>> Begin Stored rows
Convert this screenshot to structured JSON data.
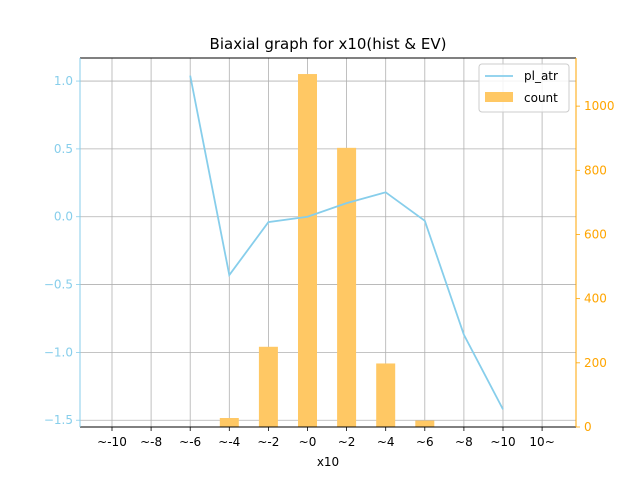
{
  "chart_data": {
    "type": "bar+line",
    "title": "Biaxial graph for x10(hist & EV)",
    "xlabel": "x10",
    "categories": [
      "~-10",
      "~-8",
      "~-6",
      "~-4",
      "~-2",
      "~0",
      "~2",
      "~4",
      "~6",
      "~8",
      "~10",
      "10~"
    ],
    "series": [
      {
        "name": "pl_atr",
        "type": "line",
        "axis": "left",
        "color": "#87ceeb",
        "values": [
          null,
          null,
          1.04,
          -0.43,
          -0.04,
          0.0,
          0.1,
          0.18,
          -0.03,
          -0.87,
          -1.42,
          null
        ]
      },
      {
        "name": "count",
        "type": "bar",
        "axis": "right",
        "color": "#ffc864",
        "values": [
          0,
          0,
          0,
          28,
          250,
          1100,
          870,
          198,
          20,
          0,
          0,
          0
        ]
      }
    ],
    "y_left": {
      "ylim": [
        -1.55,
        1.17
      ],
      "ticks": [
        -1.5,
        -1.0,
        -0.5,
        0.0,
        0.5,
        1.0
      ],
      "tick_labels": [
        "−1.5",
        "−1.0",
        "−0.5",
        "0.0",
        "0.5",
        "1.0"
      ],
      "color": "#87ceeb"
    },
    "y_right": {
      "ylim": [
        0,
        1150
      ],
      "ticks": [
        0,
        200,
        400,
        600,
        800,
        1000
      ],
      "tick_labels": [
        "0",
        "200",
        "400",
        "600",
        "800",
        "1000"
      ],
      "color": "#ffa500"
    },
    "grid": true,
    "legend": "top-right"
  }
}
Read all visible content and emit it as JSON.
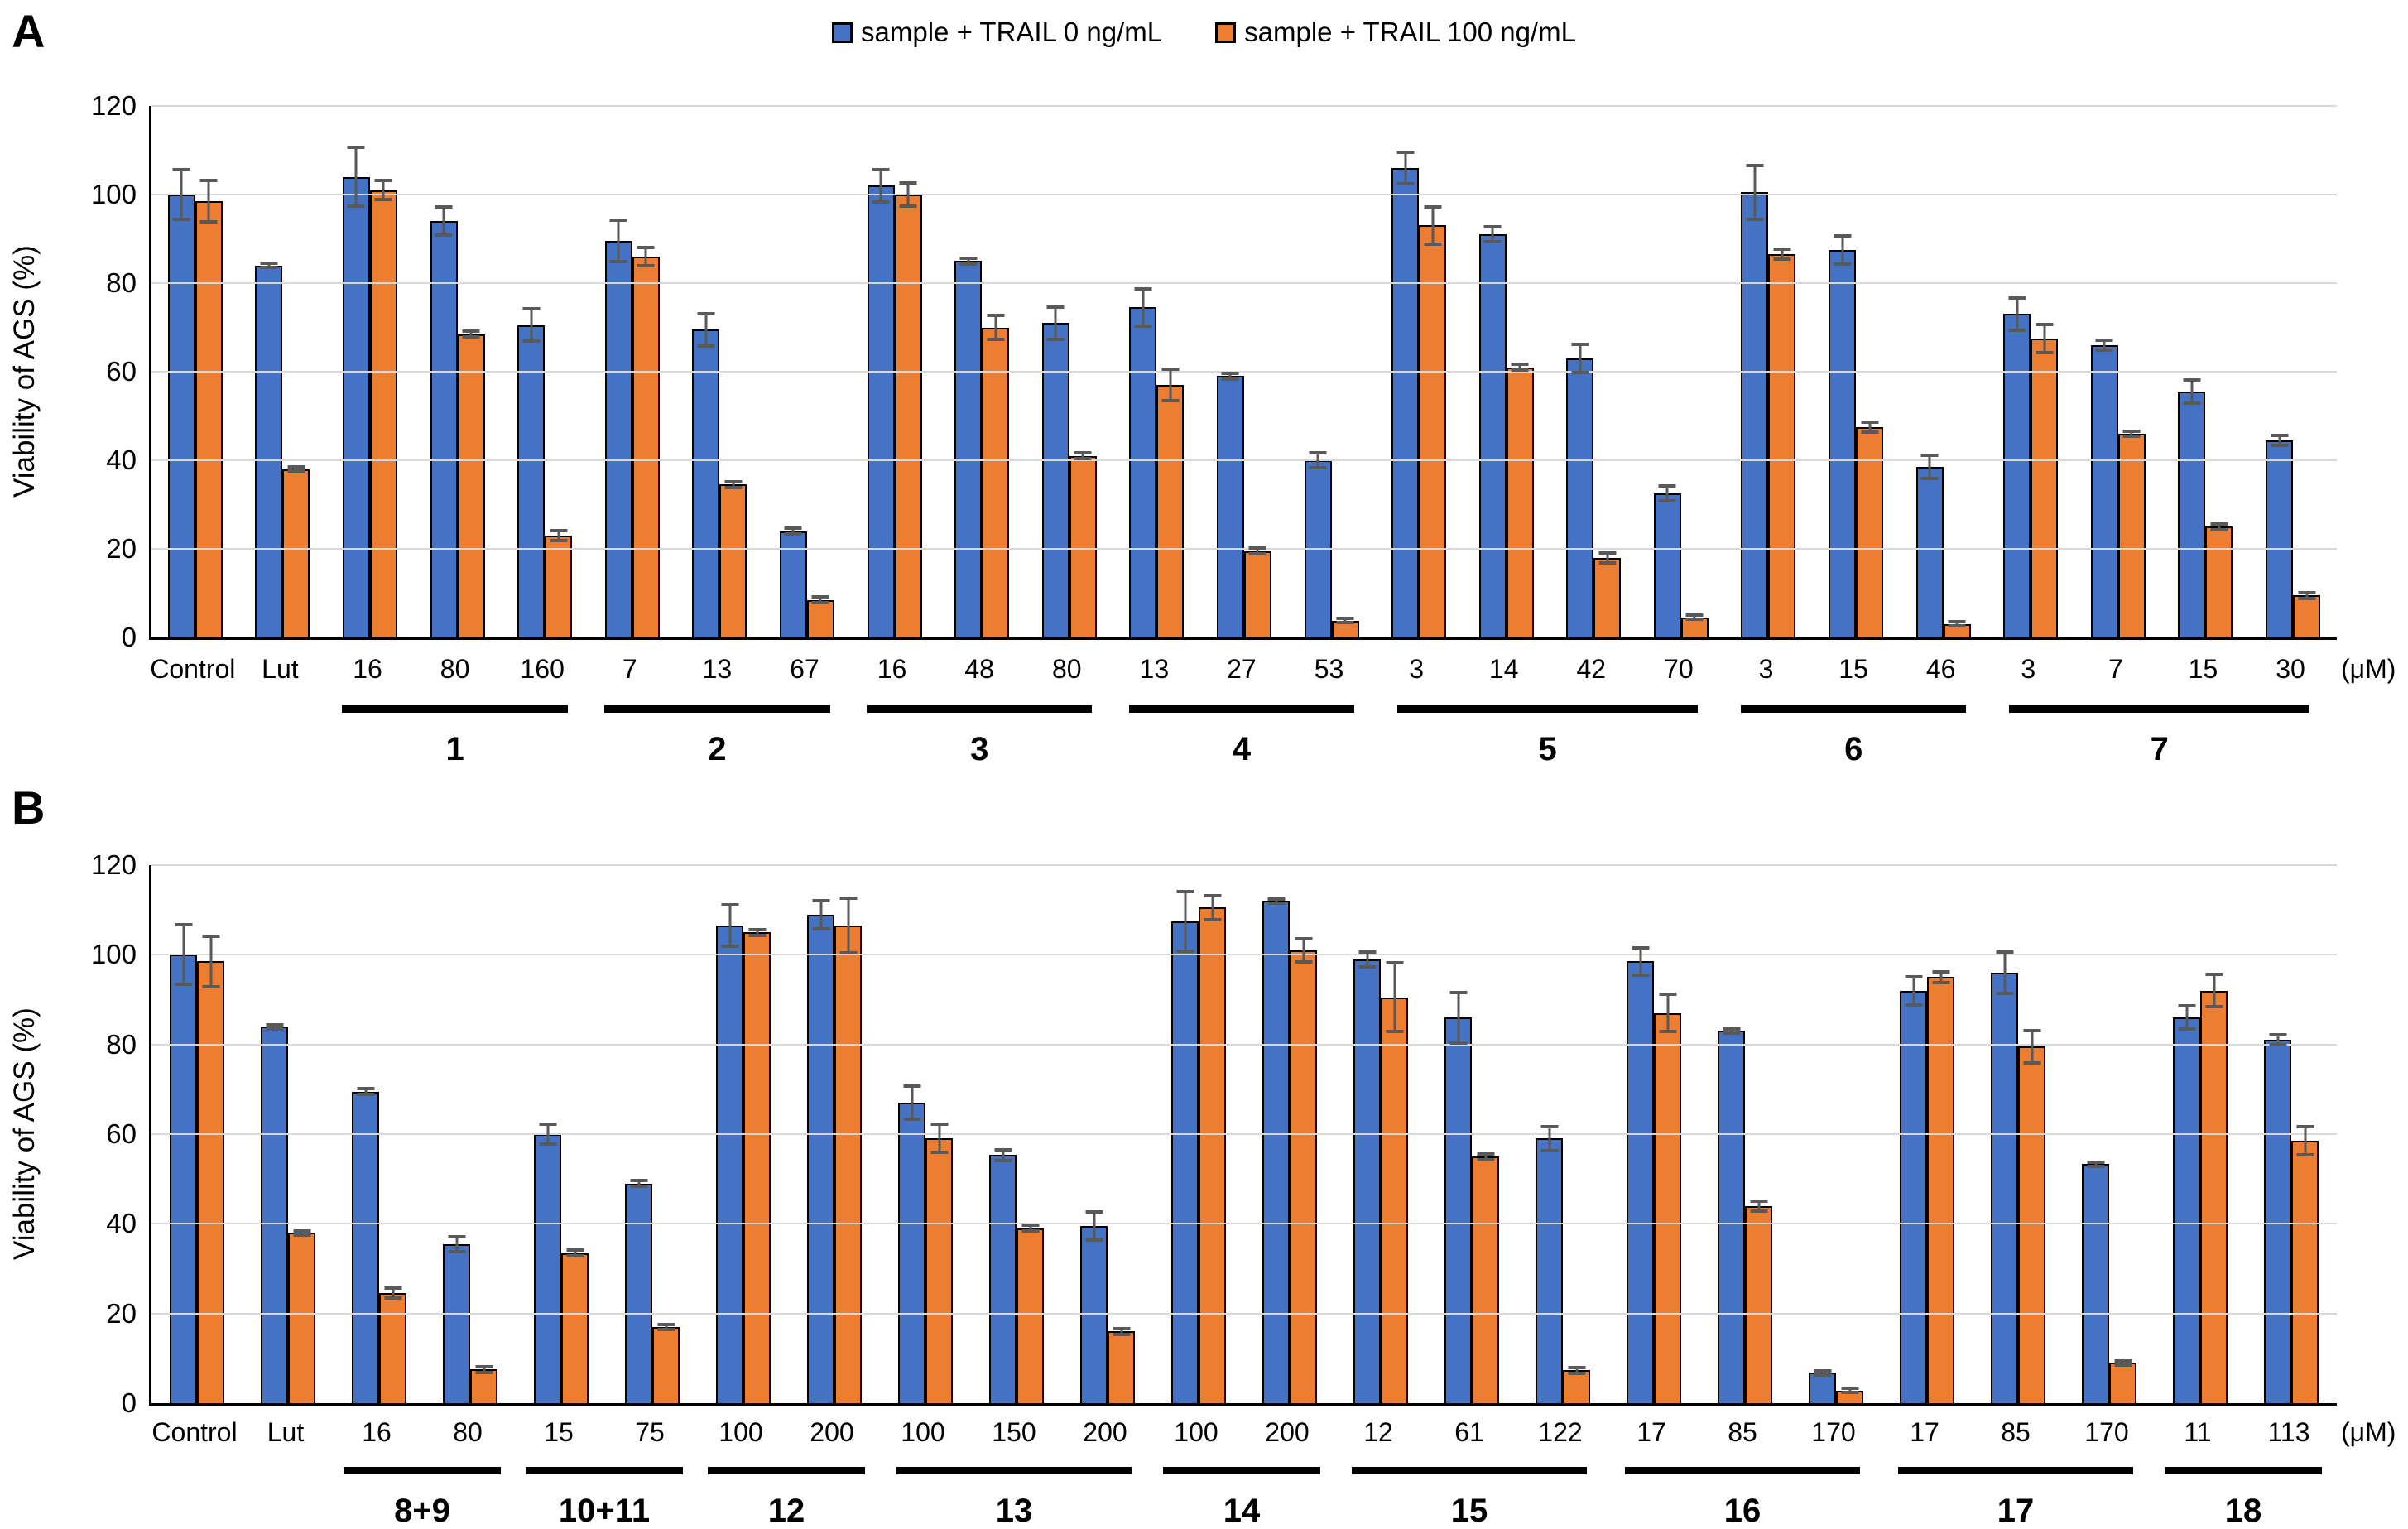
{
  "colors": {
    "series0": "#4472C4",
    "series1": "#ED7D31",
    "error_bar": "#595959",
    "gridline": "#D9D9D9",
    "axis": "#000000"
  },
  "legend": {
    "items": [
      {
        "label": "sample + TRAIL 0 ng/mL",
        "color": "#4472C4"
      },
      {
        "label": "sample + TRAIL 100 ng/mL",
        "color": "#ED7D31"
      }
    ]
  },
  "y_axis": {
    "title": "Viability of AGS (%)",
    "ticks": [
      0,
      20,
      40,
      60,
      80,
      100,
      120
    ],
    "min": 0,
    "max": 120
  },
  "unit_label": "(μM)",
  "chart_data": [
    {
      "type": "bar",
      "panel_label": "A",
      "ylabel": "Viability of AGS (%)",
      "ylim": [
        0,
        120
      ],
      "grid": true,
      "legend_position": "top-center",
      "categories": [
        "Control",
        "Lut",
        "16",
        "80",
        "160",
        "7",
        "13",
        "67",
        "16",
        "48",
        "80",
        "13",
        "27",
        "53",
        "3",
        "14",
        "42",
        "70",
        "3",
        "15",
        "46",
        "3",
        "7",
        "15",
        "30"
      ],
      "groups": [
        {
          "label": "",
          "count": 2,
          "underline": false
        },
        {
          "label": "1",
          "count": 3,
          "underline": true
        },
        {
          "label": "2",
          "count": 3,
          "underline": true
        },
        {
          "label": "3",
          "count": 3,
          "underline": true
        },
        {
          "label": "4",
          "count": 3,
          "underline": true
        },
        {
          "label": "5",
          "count": 4,
          "underline": true
        },
        {
          "label": "6",
          "count": 3,
          "underline": true
        },
        {
          "label": "7",
          "count": 4,
          "underline": true
        }
      ],
      "series": [
        {
          "name": "sample + TRAIL 0 ng/mL",
          "values": [
            100,
            84,
            104,
            94,
            70.5,
            89.5,
            69.5,
            24,
            102,
            85,
            71,
            74.5,
            59,
            40,
            106,
            91,
            63,
            32.5,
            100.5,
            87.5,
            38.5,
            73,
            66,
            55.5,
            44.5
          ],
          "errors": [
            6,
            0.5,
            7,
            3.5,
            4,
            5,
            4,
            1,
            4,
            1,
            4,
            4.5,
            1,
            2,
            4,
            2,
            3.5,
            2,
            6.5,
            3.5,
            3,
            4,
            1.5,
            3,
            1.5
          ]
        },
        {
          "name": "sample + TRAIL 100 ng/mL",
          "values": [
            98.5,
            38,
            101,
            68.5,
            23,
            86,
            34.5,
            8.5,
            100,
            70,
            41,
            57,
            19.5,
            3.8,
            93,
            61,
            18,
            4.5,
            86.5,
            47.5,
            3,
            67.5,
            46,
            25,
            9.5
          ],
          "errors": [
            5,
            0.5,
            2.5,
            1,
            1.5,
            2.5,
            1,
            1,
            3,
            3,
            1,
            4,
            1,
            0.5,
            4.5,
            1,
            1.5,
            0.5,
            1.5,
            1.5,
            0.5,
            3.5,
            1,
            1,
            1
          ]
        }
      ]
    },
    {
      "type": "bar",
      "panel_label": "B",
      "ylabel": "Viability of AGS (%)",
      "ylim": [
        0,
        120
      ],
      "grid": true,
      "legend_position": "top-center",
      "categories": [
        "Control",
        "Lut",
        "16",
        "80",
        "15",
        "75",
        "100",
        "200",
        "100",
        "150",
        "200",
        "100",
        "200",
        "12",
        "61",
        "122",
        "17",
        "85",
        "170",
        "17",
        "85",
        "170",
        "11",
        "113"
      ],
      "groups": [
        {
          "label": "",
          "count": 2,
          "underline": false
        },
        {
          "label": "8+9",
          "count": 2,
          "underline": true
        },
        {
          "label": "10+11",
          "count": 2,
          "underline": true
        },
        {
          "label": "12",
          "count": 2,
          "underline": true
        },
        {
          "label": "13",
          "count": 3,
          "underline": true
        },
        {
          "label": "14",
          "count": 2,
          "underline": true
        },
        {
          "label": "15",
          "count": 3,
          "underline": true
        },
        {
          "label": "16",
          "count": 3,
          "underline": true
        },
        {
          "label": "17",
          "count": 3,
          "underline": true
        },
        {
          "label": "18",
          "count": 2,
          "underline": true
        }
      ],
      "series": [
        {
          "name": "sample + TRAIL 0 ng/mL",
          "values": [
            100,
            84,
            69.5,
            35.5,
            60,
            49,
            106.5,
            109,
            67,
            55.3,
            39.5,
            107.5,
            112,
            99,
            86,
            59,
            98.5,
            83,
            6.8,
            92,
            96,
            53.3,
            86,
            81
          ],
          "errors": [
            7,
            0.5,
            1,
            2,
            2.5,
            1,
            5,
            3.5,
            4,
            1.5,
            3.5,
            7,
            0.5,
            2,
            6,
            3,
            3.5,
            0.5,
            0.5,
            3.5,
            5,
            0.5,
            3,
            1.5
          ]
        },
        {
          "name": "sample + TRAIL 100 ng/mL",
          "values": [
            98.5,
            38,
            24.5,
            7.5,
            33.5,
            17,
            105,
            106.5,
            59,
            39,
            16,
            110.5,
            101,
            90.5,
            55,
            7.3,
            87,
            44,
            2.8,
            95,
            79.5,
            9,
            92,
            58.5
          ],
          "errors": [
            6,
            0.5,
            1.5,
            1,
            1,
            1,
            1,
            6.5,
            3.5,
            1,
            1,
            3,
            3,
            8,
            1,
            1,
            4.5,
            1.5,
            0.5,
            1.5,
            4,
            0.5,
            4,
            3.5
          ]
        }
      ]
    }
  ]
}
>> End Stored rows
■ **Goal of the exercise**: Give the data above again in full and unchanged, skipping the pictures.

■ **Solution for this task**:
Convert this screenshot to structured JSON data.
{
  "chart_data": {
    "type": "bar+line",
    "title": "Biaxial graph for x10(hist & EV)",
    "xlabel": "x10",
    "categories": [
      "~-10",
      "~-8",
      "~-6",
      "~-4",
      "~-2",
      "~0",
      "~2",
      "~4",
      "~6",
      "~8",
      "~10",
      "10~"
    ],
    "series": [
      {
        "name": "pl_atr",
        "type": "line",
        "axis": "left",
        "color": "#87ceeb",
        "values": [
          null,
          null,
          1.04,
          -0.43,
          -0.04,
          0.0,
          0.1,
          0.18,
          -0.03,
          -0.87,
          -1.42,
          null
        ]
      },
      {
        "name": "count",
        "type": "bar",
        "axis": "right",
        "color": "#ffc864",
        "values": [
          0,
          0,
          0,
          28,
          250,
          1100,
          870,
          198,
          20,
          0,
          0,
          0
        ]
      }
    ],
    "y_left": {
      "ylim": [
        -1.55,
        1.17
      ],
      "ticks": [
        -1.5,
        -1.0,
        -0.5,
        0.0,
        0.5,
        1.0
      ],
      "tick_labels": [
        "−1.5",
        "−1.0",
        "−0.5",
        "0.0",
        "0.5",
        "1.0"
      ],
      "color": "#87ceeb"
    },
    "y_right": {
      "ylim": [
        0,
        1150
      ],
      "ticks": [
        0,
        200,
        400,
        600,
        800,
        1000
      ],
      "tick_labels": [
        "0",
        "200",
        "400",
        "600",
        "800",
        "1000"
      ],
      "color": "#ffa500"
    },
    "grid": true,
    "legend": "top-right"
  }
}
Read all visible content and emit it as JSON.
{
  "colors": {
    "series0": "#4472C4",
    "series1": "#ED7D31",
    "error_bar": "#595959",
    "gridline": "#D9D9D9",
    "axis": "#000000"
  },
  "legend": {
    "items": [
      {
        "label": "sample + TRAIL 0 ng/mL",
        "color": "#4472C4"
      },
      {
        "label": "sample + TRAIL 100 ng/mL",
        "color": "#ED7D31"
      }
    ]
  },
  "y_axis": {
    "title": "Viability of AGS (%)",
    "ticks": [
      0,
      20,
      40,
      60,
      80,
      100,
      120
    ],
    "min": 0,
    "max": 120
  },
  "unit_label": "(μM)",
  "chart_data": [
    {
      "type": "bar",
      "panel_label": "A",
      "ylabel": "Viability of AGS (%)",
      "ylim": [
        0,
        120
      ],
      "grid": true,
      "legend_position": "top-center",
      "categories": [
        "Control",
        "Lut",
        "16",
        "80",
        "160",
        "7",
        "13",
        "67",
        "16",
        "48",
        "80",
        "13",
        "27",
        "53",
        "3",
        "14",
        "42",
        "70",
        "3",
        "15",
        "46",
        "3",
        "7",
        "15",
        "30"
      ],
      "groups": [
        {
          "label": "",
          "count": 2,
          "underline": false
        },
        {
          "label": "1",
          "count": 3,
          "underline": true
        },
        {
          "label": "2",
          "count": 3,
          "underline": true
        },
        {
          "label": "3",
          "count": 3,
          "underline": true
        },
        {
          "label": "4",
          "count": 3,
          "underline": true
        },
        {
          "label": "5",
          "count": 4,
          "underline": true
        },
        {
          "label": "6",
          "count": 3,
          "underline": true
        },
        {
          "label": "7",
          "count": 4,
          "underline": true
        }
      ],
      "series": [
        {
          "name": "sample + TRAIL 0 ng/mL",
          "values": [
            100,
            84,
            104,
            94,
            70.5,
            89.5,
            69.5,
            24,
            102,
            85,
            71,
            74.5,
            59,
            40,
            106,
            91,
            63,
            32.5,
            100.5,
            87.5,
            38.5,
            73,
            66,
            55.5,
            44.5
          ],
          "errors": [
            6,
            0.5,
            7,
            3.5,
            4,
            5,
            4,
            1,
            4,
            1,
            4,
            4.5,
            1,
            2,
            4,
            2,
            3.5,
            2,
            6.5,
            3.5,
            3,
            4,
            1.5,
            3,
            1.5
          ]
        },
        {
          "name": "sample + TRAIL 100 ng/mL",
          "values": [
            98.5,
            38,
            101,
            68.5,
            23,
            86,
            34.5,
            8.5,
            100,
            70,
            41,
            57,
            19.5,
            3.8,
            93,
            61,
            18,
            4.5,
            86.5,
            47.5,
            3,
            67.5,
            46,
            25,
            9.5
          ],
          "errors": [
            5,
            0.5,
            2.5,
            1,
            1.5,
            2.5,
            1,
            1,
            3,
            3,
            1,
            4,
            1,
            0.5,
            4.5,
            1,
            1.5,
            0.5,
            1.5,
            1.5,
            0.5,
            3.5,
            1,
            1,
            1
          ]
        }
      ]
    },
    {
      "type": "bar",
      "panel_label": "B",
      "ylabel": "Viability of AGS (%)",
      "ylim": [
        0,
        120
      ],
      "grid": true,
      "legend_position": "top-center",
      "categories": [
        "Control",
        "Lut",
        "16",
        "80",
        "15",
        "75",
        "100",
        "200",
        "100",
        "150",
        "200",
        "100",
        "200",
        "12",
        "61",
        "122",
        "17",
        "85",
        "170",
        "17",
        "85",
        "170",
        "11",
        "113"
      ],
      "groups": [
        {
          "label": "",
          "count": 2,
          "underline": false
        },
        {
          "label": "8+9",
          "count": 2,
          "underline": true
        },
        {
          "label": "10+11",
          "count": 2,
          "underline": true
        },
        {
          "label": "12",
          "count": 2,
          "underline": true
        },
        {
          "label": "13",
          "count": 3,
          "underline": true
        },
        {
          "label": "14",
          "count": 2,
          "underline": true
        },
        {
          "label": "15",
          "count": 3,
          "underline": true
        },
        {
          "label": "16",
          "count": 3,
          "underline": true
        },
        {
          "label": "17",
          "count": 3,
          "underline": true
        },
        {
          "label": "18",
          "count": 2,
          "underline": true
        }
      ],
      "series": [
        {
          "name": "sample + TRAIL 0 ng/mL",
          "values": [
            100,
            84,
            69.5,
            35.5,
            60,
            49,
            106.5,
            109,
            67,
            55.3,
            39.5,
            107.5,
            112,
            99,
            86,
            59,
            98.5,
            83,
            6.8,
            92,
            96,
            53.3,
            86,
            81
          ],
          "errors": [
            7,
            0.5,
            1,
            2,
            2.5,
            1,
            5,
            3.5,
            4,
            1.5,
            3.5,
            7,
            0.5,
            2,
            6,
            3,
            3.5,
            0.5,
            0.5,
            3.5,
            5,
            0.5,
            3,
            1.5
          ]
        },
        {
          "name": "sample + TRAIL 100 ng/mL",
          "values": [
            98.5,
            38,
            24.5,
            7.5,
            33.5,
            17,
            105,
            106.5,
            59,
            39,
            16,
            110.5,
            101,
            90.5,
            55,
            7.3,
            87,
            44,
            2.8,
            95,
            79.5,
            9,
            92,
            58.5
          ],
          "errors": [
            6,
            0.5,
            1.5,
            1,
            1,
            1,
            1,
            6.5,
            3.5,
            1,
            1,
            3,
            3,
            8,
            1,
            1,
            4.5,
            1.5,
            0.5,
            1.5,
            4,
            0.5,
            4,
            3.5
          ]
        }
      ]
    }
  ]
}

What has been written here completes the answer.